Report back each line of the records that contains the string "šířka".
— start Listing —
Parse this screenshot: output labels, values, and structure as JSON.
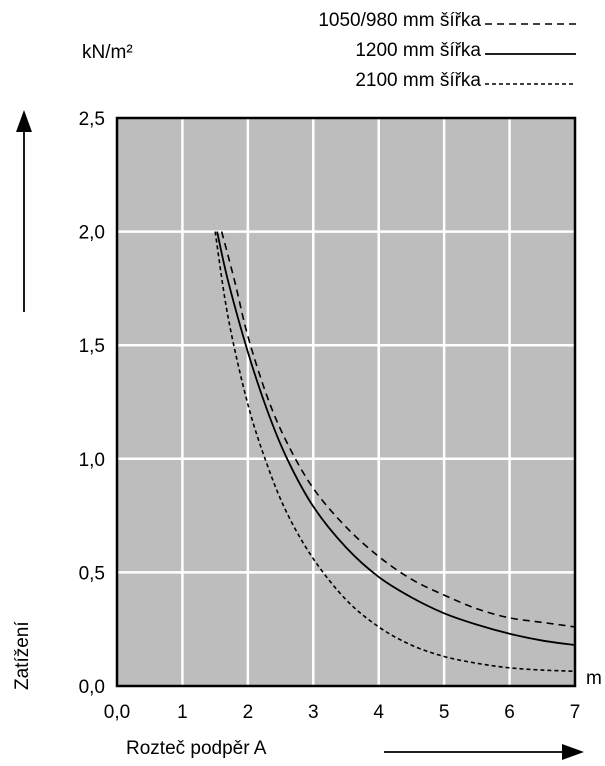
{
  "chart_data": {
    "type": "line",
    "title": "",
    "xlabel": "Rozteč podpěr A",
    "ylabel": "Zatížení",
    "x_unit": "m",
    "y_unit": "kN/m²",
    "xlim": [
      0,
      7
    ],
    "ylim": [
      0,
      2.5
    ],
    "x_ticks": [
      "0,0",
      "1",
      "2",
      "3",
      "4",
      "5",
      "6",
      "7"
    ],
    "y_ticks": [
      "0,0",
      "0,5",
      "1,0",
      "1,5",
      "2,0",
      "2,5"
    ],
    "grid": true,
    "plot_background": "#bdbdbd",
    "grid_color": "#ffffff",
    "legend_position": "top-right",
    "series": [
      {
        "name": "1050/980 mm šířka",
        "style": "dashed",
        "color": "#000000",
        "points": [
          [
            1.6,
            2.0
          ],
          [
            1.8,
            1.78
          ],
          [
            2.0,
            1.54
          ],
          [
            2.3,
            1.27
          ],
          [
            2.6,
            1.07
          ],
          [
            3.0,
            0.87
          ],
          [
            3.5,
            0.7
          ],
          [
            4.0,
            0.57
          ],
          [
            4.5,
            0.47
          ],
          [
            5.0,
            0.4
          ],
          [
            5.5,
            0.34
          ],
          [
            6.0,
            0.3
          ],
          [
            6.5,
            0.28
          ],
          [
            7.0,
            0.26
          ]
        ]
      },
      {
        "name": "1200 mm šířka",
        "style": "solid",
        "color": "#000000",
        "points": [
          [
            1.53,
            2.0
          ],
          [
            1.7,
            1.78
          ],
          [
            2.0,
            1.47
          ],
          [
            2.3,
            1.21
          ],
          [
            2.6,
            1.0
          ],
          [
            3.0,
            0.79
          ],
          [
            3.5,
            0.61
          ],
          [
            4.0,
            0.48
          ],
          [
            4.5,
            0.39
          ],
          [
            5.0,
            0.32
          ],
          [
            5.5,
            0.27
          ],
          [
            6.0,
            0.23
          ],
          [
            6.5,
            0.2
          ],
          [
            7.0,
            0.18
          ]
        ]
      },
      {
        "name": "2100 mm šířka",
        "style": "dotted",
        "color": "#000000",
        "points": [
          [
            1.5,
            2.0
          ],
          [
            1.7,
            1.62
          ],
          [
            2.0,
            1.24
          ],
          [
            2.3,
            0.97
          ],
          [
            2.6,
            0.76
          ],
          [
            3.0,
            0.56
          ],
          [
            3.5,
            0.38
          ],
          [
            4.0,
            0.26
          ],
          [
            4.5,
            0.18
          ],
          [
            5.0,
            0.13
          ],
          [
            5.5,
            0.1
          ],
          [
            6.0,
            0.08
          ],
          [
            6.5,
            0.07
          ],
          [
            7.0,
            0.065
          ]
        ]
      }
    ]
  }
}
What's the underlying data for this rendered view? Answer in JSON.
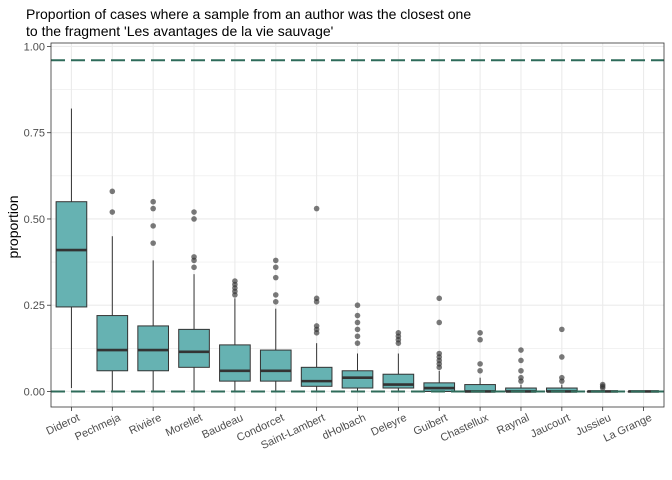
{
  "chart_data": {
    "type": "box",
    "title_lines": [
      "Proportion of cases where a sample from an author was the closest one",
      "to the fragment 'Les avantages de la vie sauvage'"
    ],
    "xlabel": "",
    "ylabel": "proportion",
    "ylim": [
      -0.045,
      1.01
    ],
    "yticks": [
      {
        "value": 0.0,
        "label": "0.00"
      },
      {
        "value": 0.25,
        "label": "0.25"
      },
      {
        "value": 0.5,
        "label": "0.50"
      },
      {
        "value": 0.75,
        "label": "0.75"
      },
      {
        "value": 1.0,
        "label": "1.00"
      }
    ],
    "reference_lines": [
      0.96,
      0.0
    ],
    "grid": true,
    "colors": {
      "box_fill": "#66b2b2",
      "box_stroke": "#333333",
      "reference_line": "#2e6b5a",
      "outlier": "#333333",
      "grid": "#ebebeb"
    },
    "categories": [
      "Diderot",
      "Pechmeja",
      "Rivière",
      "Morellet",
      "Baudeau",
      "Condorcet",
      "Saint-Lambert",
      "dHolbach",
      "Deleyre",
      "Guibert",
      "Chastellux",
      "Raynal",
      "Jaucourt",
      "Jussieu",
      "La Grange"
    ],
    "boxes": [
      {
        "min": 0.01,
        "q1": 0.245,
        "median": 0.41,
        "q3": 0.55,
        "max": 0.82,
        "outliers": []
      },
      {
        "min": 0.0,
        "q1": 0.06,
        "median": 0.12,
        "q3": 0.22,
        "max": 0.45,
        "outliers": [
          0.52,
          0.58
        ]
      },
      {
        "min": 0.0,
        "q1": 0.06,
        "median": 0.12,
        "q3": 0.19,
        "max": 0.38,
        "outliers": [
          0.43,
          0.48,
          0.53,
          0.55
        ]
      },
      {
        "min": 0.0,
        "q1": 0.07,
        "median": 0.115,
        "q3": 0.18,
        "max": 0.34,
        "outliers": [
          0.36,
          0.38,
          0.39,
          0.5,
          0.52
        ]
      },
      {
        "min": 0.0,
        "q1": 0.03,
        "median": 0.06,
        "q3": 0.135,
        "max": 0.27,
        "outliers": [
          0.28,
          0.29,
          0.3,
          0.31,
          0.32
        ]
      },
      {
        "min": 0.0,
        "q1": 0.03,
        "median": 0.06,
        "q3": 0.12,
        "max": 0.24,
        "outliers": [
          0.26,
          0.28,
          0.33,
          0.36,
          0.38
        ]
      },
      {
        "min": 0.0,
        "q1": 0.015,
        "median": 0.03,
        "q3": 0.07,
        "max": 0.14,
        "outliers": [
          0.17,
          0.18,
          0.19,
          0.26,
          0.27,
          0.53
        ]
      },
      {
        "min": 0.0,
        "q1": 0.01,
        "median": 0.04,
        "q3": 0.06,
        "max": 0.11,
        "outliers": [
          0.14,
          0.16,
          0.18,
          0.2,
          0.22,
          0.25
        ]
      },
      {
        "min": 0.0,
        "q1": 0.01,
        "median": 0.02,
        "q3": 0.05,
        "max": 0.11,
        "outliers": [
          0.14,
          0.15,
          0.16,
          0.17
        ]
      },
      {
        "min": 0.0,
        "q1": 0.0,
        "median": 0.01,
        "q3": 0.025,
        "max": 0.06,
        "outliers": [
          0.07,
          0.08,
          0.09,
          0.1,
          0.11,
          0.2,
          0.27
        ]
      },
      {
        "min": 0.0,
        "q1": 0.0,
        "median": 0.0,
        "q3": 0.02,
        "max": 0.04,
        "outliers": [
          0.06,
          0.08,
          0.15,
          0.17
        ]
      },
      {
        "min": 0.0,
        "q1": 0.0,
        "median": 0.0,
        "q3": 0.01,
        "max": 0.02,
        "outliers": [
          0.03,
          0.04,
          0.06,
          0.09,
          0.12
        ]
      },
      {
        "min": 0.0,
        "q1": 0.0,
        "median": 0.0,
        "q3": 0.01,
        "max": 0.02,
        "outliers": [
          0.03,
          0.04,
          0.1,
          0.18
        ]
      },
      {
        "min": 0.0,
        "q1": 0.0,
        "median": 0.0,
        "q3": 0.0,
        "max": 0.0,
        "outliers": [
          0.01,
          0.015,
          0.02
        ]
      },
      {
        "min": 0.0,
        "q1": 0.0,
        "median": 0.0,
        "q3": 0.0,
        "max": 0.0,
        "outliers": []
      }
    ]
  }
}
— end Listing —
— start Listing —
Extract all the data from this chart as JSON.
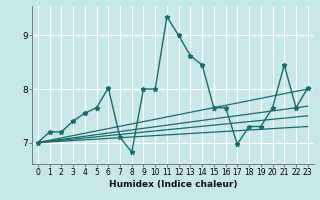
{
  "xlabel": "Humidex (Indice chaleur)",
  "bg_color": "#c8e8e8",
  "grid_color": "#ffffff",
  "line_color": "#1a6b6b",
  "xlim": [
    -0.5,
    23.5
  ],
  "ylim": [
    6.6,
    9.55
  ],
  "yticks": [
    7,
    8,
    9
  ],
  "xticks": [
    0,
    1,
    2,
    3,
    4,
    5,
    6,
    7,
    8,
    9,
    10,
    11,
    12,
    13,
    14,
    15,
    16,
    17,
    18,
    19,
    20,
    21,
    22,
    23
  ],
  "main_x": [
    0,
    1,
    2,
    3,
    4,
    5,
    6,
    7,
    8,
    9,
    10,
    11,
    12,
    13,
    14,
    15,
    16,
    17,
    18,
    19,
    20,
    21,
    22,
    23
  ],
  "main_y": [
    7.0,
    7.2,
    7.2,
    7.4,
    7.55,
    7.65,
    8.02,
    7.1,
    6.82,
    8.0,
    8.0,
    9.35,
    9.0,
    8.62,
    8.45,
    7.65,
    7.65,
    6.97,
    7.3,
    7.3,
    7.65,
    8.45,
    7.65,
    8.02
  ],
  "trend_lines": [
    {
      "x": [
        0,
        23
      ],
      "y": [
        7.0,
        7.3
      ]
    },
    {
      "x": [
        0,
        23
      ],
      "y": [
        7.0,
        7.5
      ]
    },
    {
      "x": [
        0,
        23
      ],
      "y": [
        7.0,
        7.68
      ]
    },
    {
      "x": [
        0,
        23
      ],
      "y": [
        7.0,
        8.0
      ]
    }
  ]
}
— end Listing —
— start Listing —
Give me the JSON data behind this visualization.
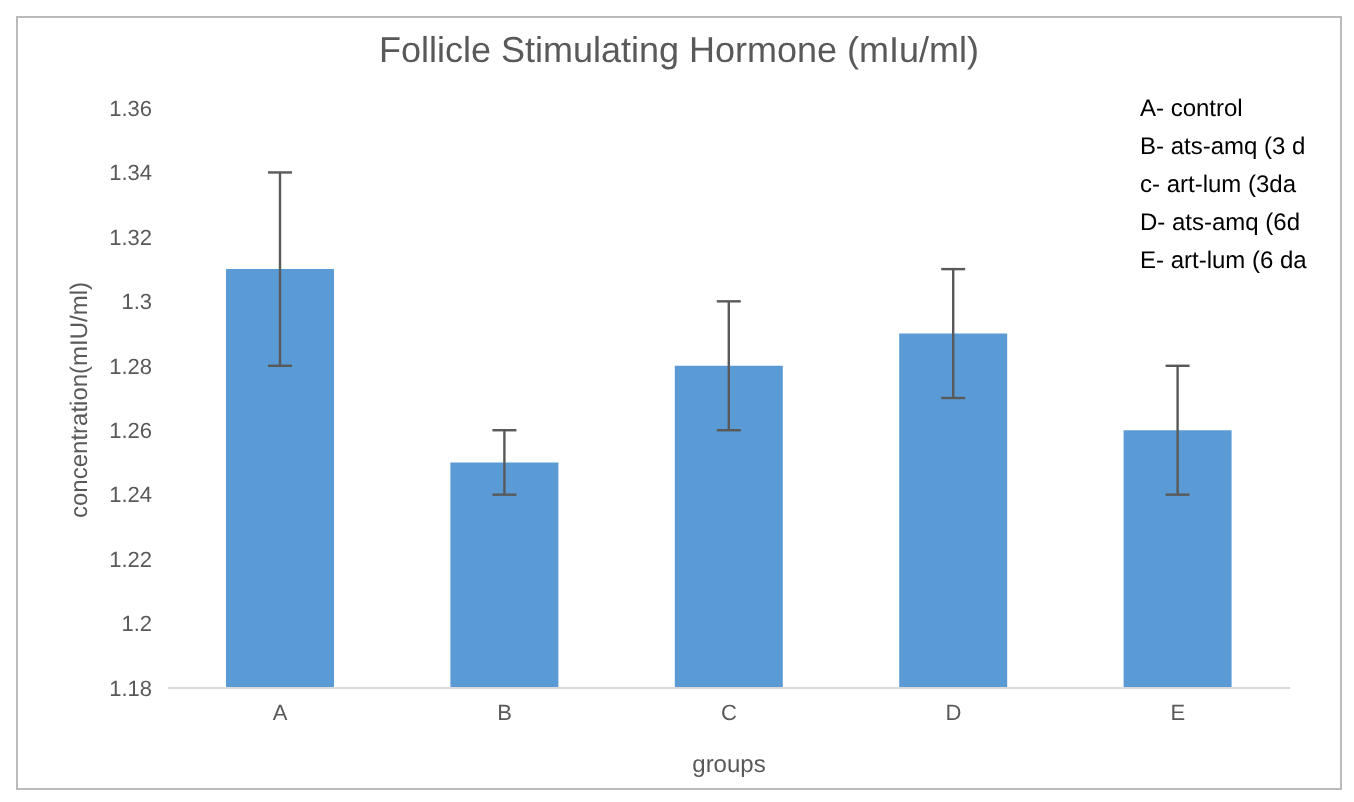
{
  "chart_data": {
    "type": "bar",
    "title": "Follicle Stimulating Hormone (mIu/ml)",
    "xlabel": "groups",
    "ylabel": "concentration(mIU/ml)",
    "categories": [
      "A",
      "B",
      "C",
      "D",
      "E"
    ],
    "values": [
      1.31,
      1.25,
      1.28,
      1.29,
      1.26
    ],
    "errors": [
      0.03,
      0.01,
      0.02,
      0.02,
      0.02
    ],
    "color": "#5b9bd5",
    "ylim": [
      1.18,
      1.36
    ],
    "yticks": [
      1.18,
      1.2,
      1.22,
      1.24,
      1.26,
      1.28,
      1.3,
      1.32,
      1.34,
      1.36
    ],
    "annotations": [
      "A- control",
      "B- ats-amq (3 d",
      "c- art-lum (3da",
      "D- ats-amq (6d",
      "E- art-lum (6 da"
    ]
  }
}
— end Listing —
Correct output
        "name": "1050/980 mm šířka",
        "name": "1200 mm šířka",
        "name": "2100 mm šířka",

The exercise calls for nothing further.